The problem:
Track down the lines that contain "Нагайбакского" and copy them.

Records shown:
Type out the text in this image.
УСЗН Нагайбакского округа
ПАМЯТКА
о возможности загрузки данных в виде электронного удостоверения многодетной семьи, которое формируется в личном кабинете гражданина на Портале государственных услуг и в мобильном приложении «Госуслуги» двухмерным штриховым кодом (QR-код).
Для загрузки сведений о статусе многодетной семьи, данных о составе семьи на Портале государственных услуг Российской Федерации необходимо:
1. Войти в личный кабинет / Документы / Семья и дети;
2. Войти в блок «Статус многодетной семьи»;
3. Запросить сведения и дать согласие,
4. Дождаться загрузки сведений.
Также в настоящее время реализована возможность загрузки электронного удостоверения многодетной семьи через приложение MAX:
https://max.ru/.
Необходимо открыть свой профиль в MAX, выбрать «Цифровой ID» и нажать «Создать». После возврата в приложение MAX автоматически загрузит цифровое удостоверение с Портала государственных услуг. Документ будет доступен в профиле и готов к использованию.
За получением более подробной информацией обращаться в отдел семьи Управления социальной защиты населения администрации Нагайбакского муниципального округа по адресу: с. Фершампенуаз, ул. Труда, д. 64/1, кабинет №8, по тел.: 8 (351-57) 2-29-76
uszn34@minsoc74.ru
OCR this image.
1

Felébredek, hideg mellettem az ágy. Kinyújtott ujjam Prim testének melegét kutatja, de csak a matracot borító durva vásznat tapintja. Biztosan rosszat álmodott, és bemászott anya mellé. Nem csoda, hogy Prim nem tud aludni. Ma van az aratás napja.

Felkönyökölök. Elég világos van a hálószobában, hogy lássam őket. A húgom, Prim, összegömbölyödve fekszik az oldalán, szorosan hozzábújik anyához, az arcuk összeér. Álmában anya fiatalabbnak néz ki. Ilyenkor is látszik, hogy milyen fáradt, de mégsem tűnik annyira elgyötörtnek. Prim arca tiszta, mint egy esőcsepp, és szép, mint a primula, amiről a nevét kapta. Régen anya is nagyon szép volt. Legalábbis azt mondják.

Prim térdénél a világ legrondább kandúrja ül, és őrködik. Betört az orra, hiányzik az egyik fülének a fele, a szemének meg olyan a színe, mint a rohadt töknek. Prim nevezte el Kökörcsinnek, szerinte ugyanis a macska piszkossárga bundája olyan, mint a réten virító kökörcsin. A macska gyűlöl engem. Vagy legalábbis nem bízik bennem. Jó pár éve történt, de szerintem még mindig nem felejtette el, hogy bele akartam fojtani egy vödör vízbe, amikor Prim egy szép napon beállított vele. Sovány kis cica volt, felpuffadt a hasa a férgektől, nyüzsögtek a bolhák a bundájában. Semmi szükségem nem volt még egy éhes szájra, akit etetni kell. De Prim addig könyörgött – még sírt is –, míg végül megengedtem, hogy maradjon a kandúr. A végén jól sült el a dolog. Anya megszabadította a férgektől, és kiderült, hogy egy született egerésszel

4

Solution to the exercise:
УСЗН Нагайбакского округа
За получением более подробной информацией обращаться в отдел семьи Управления социальной защиты населения администрации Нагайбакского муниципального округа по адресу: с. Фершампенуаз, ул. Труда, д. 64/1, кабинет №8, по тел.: 8 (351-57) 2-29-76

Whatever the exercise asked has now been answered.